= EXERCISE OBJECTIVE =
Copy out every line in which the string "used" occurs.
** Start of MATERIAL FOR THIS EXERCISE **
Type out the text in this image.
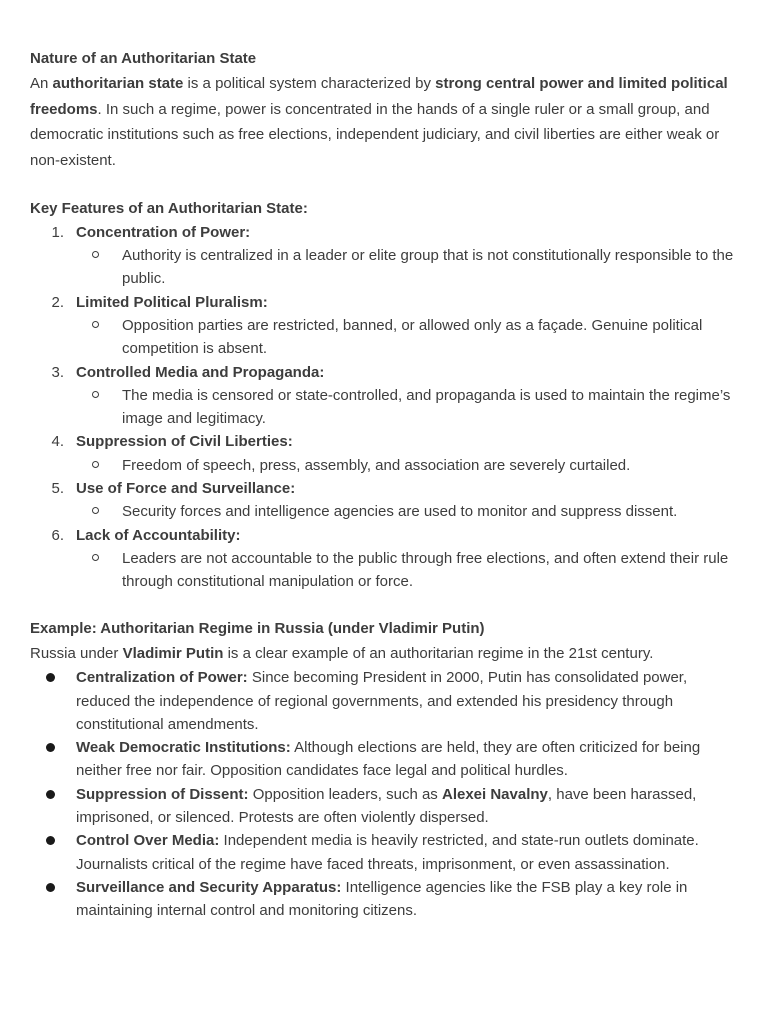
Nature of an Authoritarian State
An authoritarian state is a political system characterized by strong central power and limited political freedoms. In such a regime, power is concentrated in the hands of a single ruler or a small group, and democratic institutions such as free elections, independent judiciary, and civil liberties are either weak or non-existent.
Key Features of an Authoritarian State:
1. Concentration of Power:
Authority is centralized in a leader or elite group that is not constitutionally responsible to the public.
2. Limited Political Pluralism:
Opposition parties are restricted, banned, or allowed only as a façade. Genuine political competition is absent.
3. Controlled Media and Propaganda:
The media is censored or state-controlled, and propaganda is used to maintain the regime’s image and legitimacy.
4. Suppression of Civil Liberties:
Freedom of speech, press, assembly, and association are severely curtailed.
5. Use of Force and Surveillance:
Security forces and intelligence agencies are used to monitor and suppress dissent.
6. Lack of Accountability:
Leaders are not accountable to the public through free elections, and often extend their rule through constitutional manipulation or force.
Example: Authoritarian Regime in Russia (under Vladimir Putin)
Russia under Vladimir Putin is a clear example of an authoritarian regime in the 21st century.
Centralization of Power: Since becoming President in 2000, Putin has consolidated power, reduced the independence of regional governments, and extended his presidency through constitutional amendments.
Weak Democratic Institutions: Although elections are held, they are often criticized for being neither free nor fair. Opposition candidates face legal and political hurdles.
Suppression of Dissent: Opposition leaders, such as Alexei Navalny, have been harassed, imprisoned, or silenced. Protests are often violently dispersed.
Control Over Media: Independent media is heavily restricted, and state-run outlets dominate. Journalists critical of the regime have faced threats, imprisonment, or even assassination.
Surveillance and Security Apparatus: Intelligence agencies like the FSB play a key role in maintaining internal control and monitoring citizens.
** End of MATERIAL FOR THIS EXERCISE **
= SOLUTION TO THIS EXERCISE =
The media is censored or state-controlled, and propaganda is used to maintain the regime’s image and legitimacy.
Security forces and intelligence agencies are used to monitor and suppress dissent.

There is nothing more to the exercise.